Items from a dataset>
* * * * *

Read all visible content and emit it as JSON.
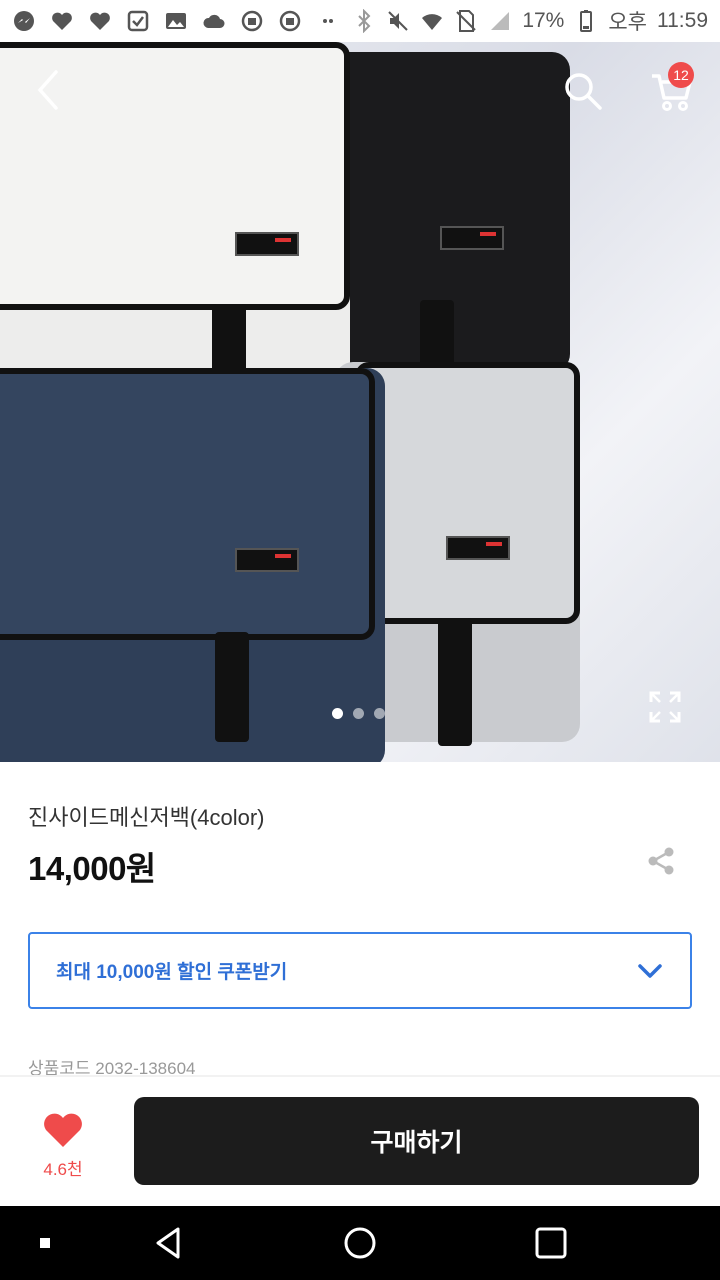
{
  "status_bar": {
    "battery": "17%",
    "ampm": "오후",
    "time": "11:59",
    "icons": [
      "messenger-icon",
      "heart-icon",
      "heart-icon",
      "app-icon",
      "gallery-icon",
      "cloud-icon",
      "android-icon",
      "android-icon",
      "more-icon",
      "bluetooth-icon",
      "mute-icon",
      "wifi-icon",
      "no-sim-icon",
      "signal-icon",
      "battery-icon"
    ]
  },
  "header": {
    "cart_count": "12",
    "icons": [
      "back-icon",
      "search-icon",
      "cart-icon"
    ]
  },
  "gallery": {
    "total_images": 3,
    "current_index": 1,
    "expand_icon": "expand-icon"
  },
  "product": {
    "name": "진사이드메신저백(4color)",
    "price": "14,000원",
    "share_icon": "share-icon"
  },
  "coupon": {
    "label": "최대 10,000원 할인 쿠폰받기",
    "accent": "#3b82e8"
  },
  "product_code": "상품코드 2032-138604",
  "bottom_bar": {
    "like_count": "4.6천",
    "buy_label": "구매하기",
    "like_color": "#ef4b4b"
  },
  "navbar": {
    "icons": [
      "recent-dot-icon",
      "back-triangle-icon",
      "home-circle-icon",
      "overview-square-icon"
    ]
  }
}
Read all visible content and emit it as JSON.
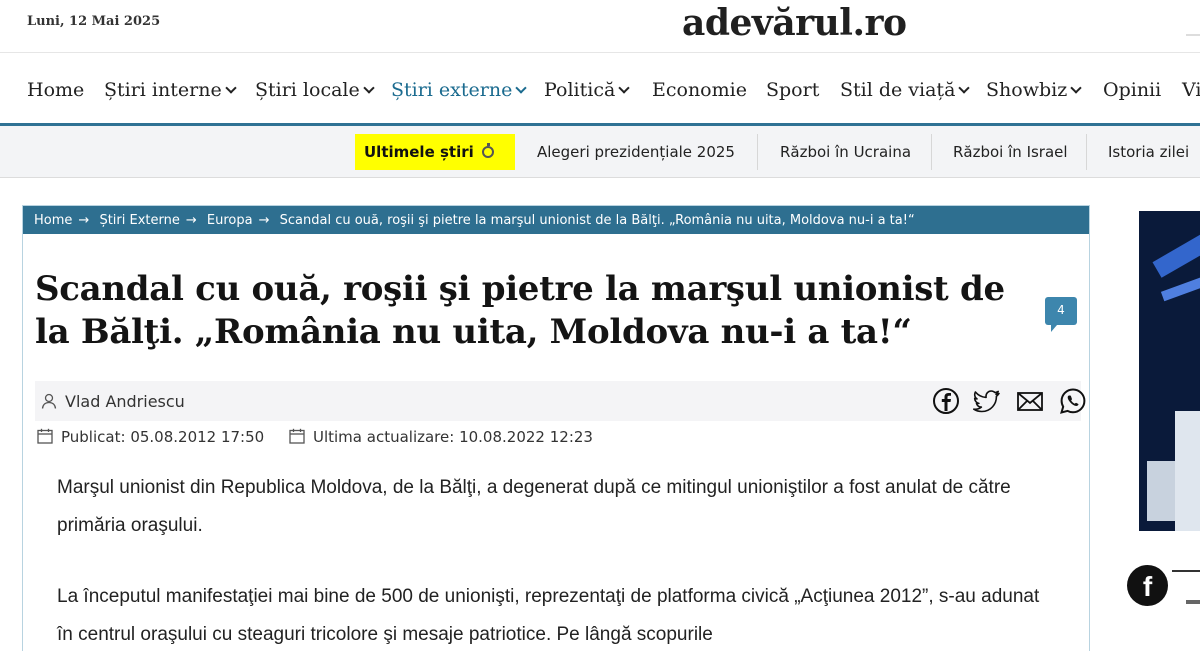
{
  "header": {
    "date": "Luni, 12 Mai 2025",
    "logo": "adevarul.ro",
    "logo_display": "adevărul.ro"
  },
  "nav": {
    "items": [
      {
        "label": "Home",
        "dropdown": false
      },
      {
        "label": "Știri interne",
        "dropdown": true
      },
      {
        "label": "Știri locale",
        "dropdown": true
      },
      {
        "label": "Știri externe",
        "dropdown": true,
        "active": true
      },
      {
        "label": "Politică",
        "dropdown": true
      },
      {
        "label": "Economie",
        "dropdown": false
      },
      {
        "label": "Sport",
        "dropdown": false
      },
      {
        "label": "Stil de viață",
        "dropdown": true
      },
      {
        "label": "Showbiz",
        "dropdown": true
      },
      {
        "label": "Opinii",
        "dropdown": false
      },
      {
        "label": "Vi",
        "dropdown": false
      }
    ]
  },
  "subnav": {
    "ultime": "Ultimele știri",
    "items": [
      "Alegeri prezidențiale 2025",
      "Război în Ucraina",
      "Război în Israel",
      "Istoria zilei"
    ]
  },
  "breadcrumb": {
    "items": [
      "Home",
      "Știri Externe",
      "Europa"
    ],
    "current": "Scandal cu ouă, roşii şi pietre la marşul unionist de la Bălţi. „România nu uita, Moldova nu-i a ta!“"
  },
  "article": {
    "title": "Scandal cu ouă, roşii şi pietre la marşul unionist de la Bălţi. „România nu uita, Moldova nu-i a ta!“",
    "comments_count": "4",
    "author": "Vlad Andriescu",
    "published_label": "Publicat:",
    "published": "05.08.2012 17:50",
    "updated_label": "Ultima actualizare:",
    "updated": "10.08.2022 12:23",
    "paragraphs": [
      "Marşul unionist din Republica Moldova, de la Bălţi, a degenerat după ce mitingul unioniştilor a fost anulat de către primăria oraşului.",
      "La începutul manifestaţiei mai bine de 500 de unionişti, reprezentaţi de platforma civică „Acţiunea 2012”, s-au adunat în centrul oraşului cu steaguri tricolore şi mesaje patriotice. Pe lângă scopurile"
    ]
  },
  "share": {
    "icons": [
      "facebook-icon",
      "twitter-icon",
      "email-icon",
      "whatsapp-icon"
    ]
  },
  "sidebar": {
    "social": "f"
  },
  "colors": {
    "accent": "#2e6f90",
    "active_nav": "#1b6b8f",
    "highlight": "#ffff00",
    "comment_badge": "#3d86ad"
  }
}
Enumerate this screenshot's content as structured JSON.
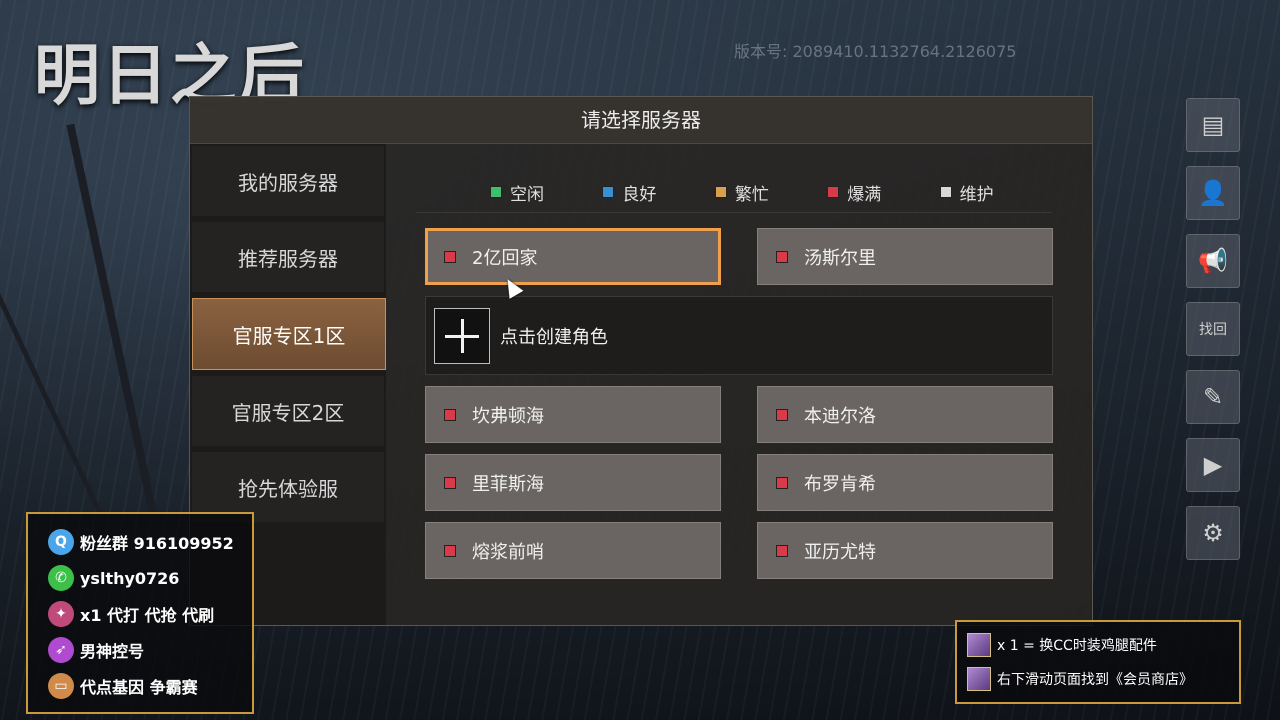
{
  "game": {
    "logo": "明日之后",
    "version": "版本号: 2089410.1132764.2126075"
  },
  "panel": {
    "title": "请选择服务器"
  },
  "tabs": [
    {
      "label": "我的服务器",
      "active": false
    },
    {
      "label": "推荐服务器",
      "active": false
    },
    {
      "label": "官服专区1区",
      "active": true
    },
    {
      "label": "官服专区2区",
      "active": false
    },
    {
      "label": "抢先体验服",
      "active": false
    }
  ],
  "legend": [
    {
      "label": "空闲",
      "color": "#3fbf6a"
    },
    {
      "label": "良好",
      "color": "#3a8fd0"
    },
    {
      "label": "繁忙",
      "color": "#d9a050"
    },
    {
      "label": "爆满",
      "color": "#d83a4a"
    },
    {
      "label": "维护",
      "color": "#d8d8d8"
    }
  ],
  "servers_top": [
    {
      "name": "2亿回家",
      "status_color": "#d83a4a",
      "selected": true
    },
    {
      "name": "汤斯尔里",
      "status_color": "#d83a4a",
      "selected": false
    }
  ],
  "create_role": {
    "label": "点击创建角色"
  },
  "servers": [
    {
      "name": "坎弗顿海",
      "status_color": "#d83a4a"
    },
    {
      "name": "本迪尔洛",
      "status_color": "#d83a4a"
    },
    {
      "name": "里菲斯海",
      "status_color": "#d83a4a"
    },
    {
      "name": "布罗肯希",
      "status_color": "#d83a4a"
    },
    {
      "name": "熔浆前哨",
      "status_color": "#d83a4a"
    },
    {
      "name": "亚历尤特",
      "status_color": "#d83a4a"
    }
  ],
  "right_icons": [
    {
      "name": "notice-icon",
      "glyph": "▤"
    },
    {
      "name": "account-icon",
      "glyph": "👤"
    },
    {
      "name": "announce-icon",
      "glyph": "📢"
    },
    {
      "name": "retrieve-icon",
      "glyph": "找回"
    },
    {
      "name": "survey-icon",
      "glyph": "✎"
    },
    {
      "name": "video-icon",
      "glyph": "▶"
    },
    {
      "name": "user-settings-icon",
      "glyph": "⚙"
    }
  ],
  "streamer": {
    "lines": [
      {
        "icon": "qq-icon",
        "glyph": "Q",
        "color": "#4aa6e8",
        "text": "粉丝群 916109952"
      },
      {
        "icon": "wechat-icon",
        "glyph": "✆",
        "color": "#3cc04a",
        "text": "yslthy0726"
      },
      {
        "icon": "figure-icon",
        "glyph": "✦",
        "color": "#c04a7a",
        "text": "x1 代打 代抢 代刷"
      },
      {
        "icon": "rocket-icon",
        "glyph": "➶",
        "color": "#b04ad0",
        "text": "男神控号"
      },
      {
        "icon": "card-icon",
        "glyph": "▭",
        "color": "#d08a4a",
        "text": "代点基因 争霸赛"
      }
    ]
  },
  "promo": {
    "lines": [
      {
        "text": "x 1 = 换CC时装鸡腿配件"
      },
      {
        "text": "右下滑动页面找到《会员商店》"
      }
    ]
  }
}
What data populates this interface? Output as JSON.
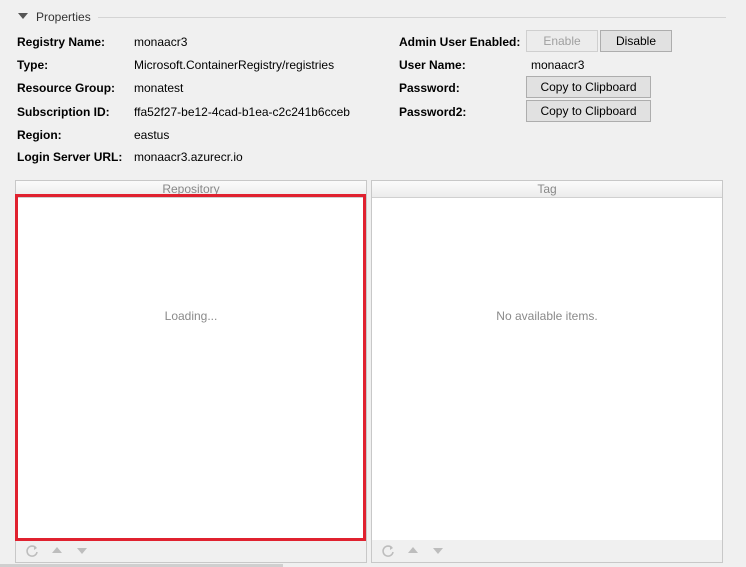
{
  "section": {
    "title": "Properties"
  },
  "properties": {
    "registry_name": {
      "label": "Registry Name:",
      "value": "monaacr3"
    },
    "type": {
      "label": "Type:",
      "value": "Microsoft.ContainerRegistry/registries"
    },
    "resource_group": {
      "label": "Resource Group:",
      "value": "monatest"
    },
    "subscription_id": {
      "label": "Subscription ID:",
      "value": "ffa52f27-be12-4cad-b1ea-c2c241b6cceb"
    },
    "region": {
      "label": "Region:",
      "value": "eastus"
    },
    "login_server": {
      "label": "Login Server URL:",
      "value": "monaacr3.azurecr.io"
    }
  },
  "admin": {
    "enabled_label": "Admin User Enabled:",
    "enable_button": "Enable",
    "disable_button": "Disable",
    "username_label": "User Name:",
    "username_value": "monaacr3",
    "password_label": "Password:",
    "password2_label": "Password2:",
    "copy_button": "Copy to Clipboard"
  },
  "repository_panel": {
    "header": "Repository",
    "message": "Loading..."
  },
  "tag_panel": {
    "header": "Tag",
    "message": "No available items."
  },
  "icons": [
    "refresh-icon",
    "arrow-up-icon",
    "arrow-down-icon"
  ],
  "colors": {
    "highlight": "#e0212f"
  }
}
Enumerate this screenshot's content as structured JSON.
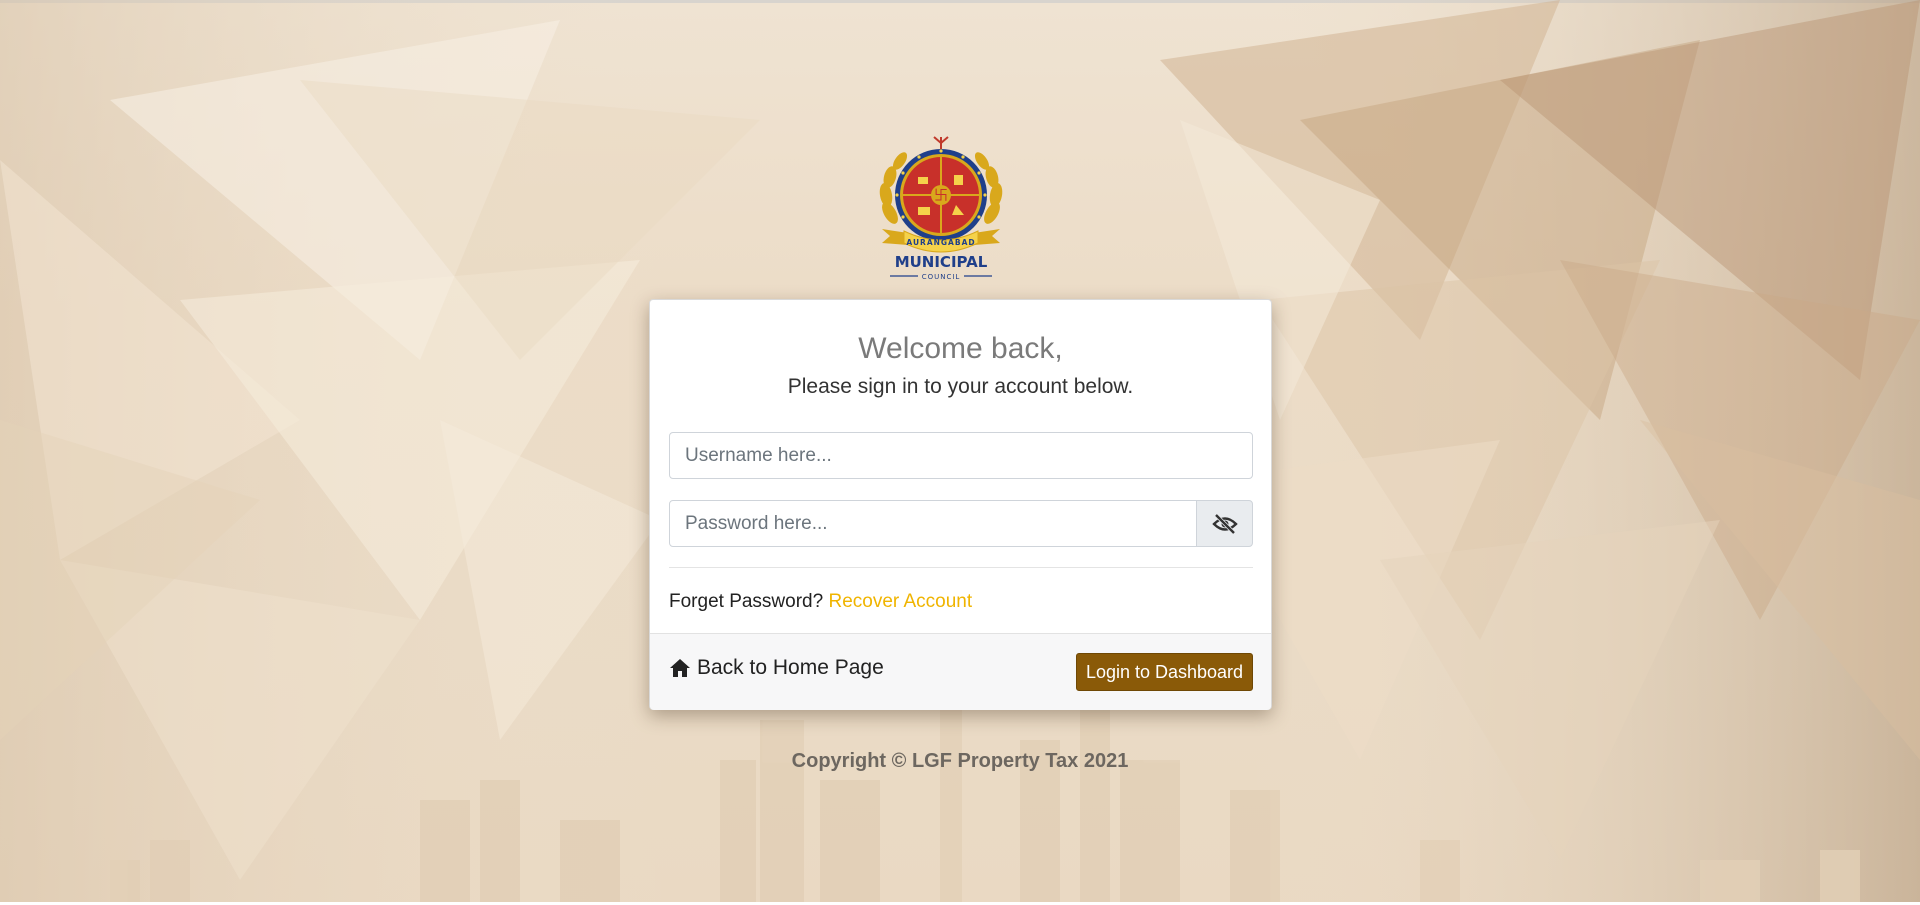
{
  "logo": {
    "icon": "aurangabad-municipal-council-emblem",
    "ribbon_text": "AURANGABAD",
    "name": "MUNICIPAL",
    "sub": "COUNCIL"
  },
  "login": {
    "welcome": "Welcome back,",
    "subtitle": "Please sign in to your account below.",
    "username_placeholder": "Username here...",
    "password_placeholder": "Password here...",
    "toggle_icon": "eye-slash-icon",
    "forgot_label": "Forget Password?",
    "recover_label": "Recover Account",
    "home_icon": "home-icon",
    "home_label": "Back to Home Page",
    "login_button": "Login to Dashboard"
  },
  "footer": {
    "copyright": "Copyright © LGF Property Tax 2021"
  },
  "colors": {
    "accent_link": "#f0b400",
    "button": "#8a5a08",
    "background": "#ecdcc7"
  }
}
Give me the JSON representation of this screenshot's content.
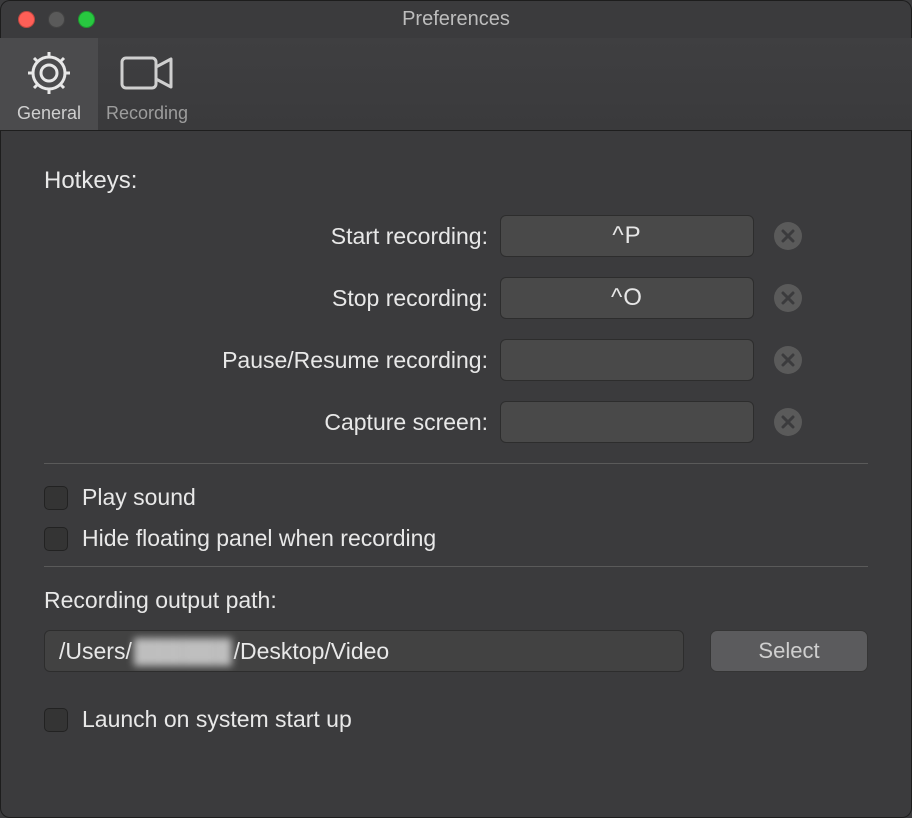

* * * * *

In the data above, find the line with "What data populates" and repeat it and every line after it through the end, exactly; leave the pictures out.

SOLVED PROBLEM>
What data populates this interface? Output as JSON.
{
  "section": {
    "title": "Properties"
  },
  "properties": {
    "registry_name": {
      "label": "Registry Name:",
      "value": "monaacr3"
    },
    "type": {
      "label": "Type:",
      "value": "Microsoft.ContainerRegistry/registries"
    },
    "resource_group": {
      "label": "Resource Group:",
      "value": "monatest"
    },
    "subscription_id": {
      "label": "Subscription ID:",
      "value": "ffa52f27-be12-4cad-b1ea-c2c241b6cceb"
    },
    "region": {
      "label": "Region:",
      "value": "eastus"
    },
    "login_server": {
      "label": "Login Server URL:",
      "value": "monaacr3.azurecr.io"
    }
  },
  "admin": {
    "enabled_label": "Admin User Enabled:",
    "enable_button": "Enable",
    "disable_button": "Disable",
    "username_label": "User Name:",
    "username_value": "monaacr3",
    "password_label": "Password:",
    "password2_label": "Password2:",
    "copy_button": "Copy to Clipboard"
  },
  "repository_panel": {
    "header": "Repository",
    "message": "Loading..."
  },
  "tag_panel": {
    "header": "Tag",
    "message": "No available items."
  },
  "icons": [
    "refresh-icon",
    "arrow-up-icon",
    "arrow-down-icon"
  ],
  "colors": {
    "highlight": "#e0212f"
  }
}
Enumerate this screenshot's content as structured JSON.
{
  "logo": {
    "icon": "aurangabad-municipal-council-emblem",
    "ribbon_text": "AURANGABAD",
    "name": "MUNICIPAL",
    "sub": "COUNCIL"
  },
  "login": {
    "welcome": "Welcome back,",
    "subtitle": "Please sign in to your account below.",
    "username_placeholder": "Username here...",
    "password_placeholder": "Password here...",
    "toggle_icon": "eye-slash-icon",
    "forgot_label": "Forget Password?",
    "recover_label": "Recover Account",
    "home_icon": "home-icon",
    "home_label": "Back to Home Page",
    "login_button": "Login to Dashboard"
  },
  "footer": {
    "copyright": "Copyright © LGF Property Tax 2021"
  },
  "colors": {
    "accent_link": "#f0b400",
    "button": "#8a5a08",
    "background": "#ecdcc7"
  }
}
Give me the JSON representation of this screenshot's content.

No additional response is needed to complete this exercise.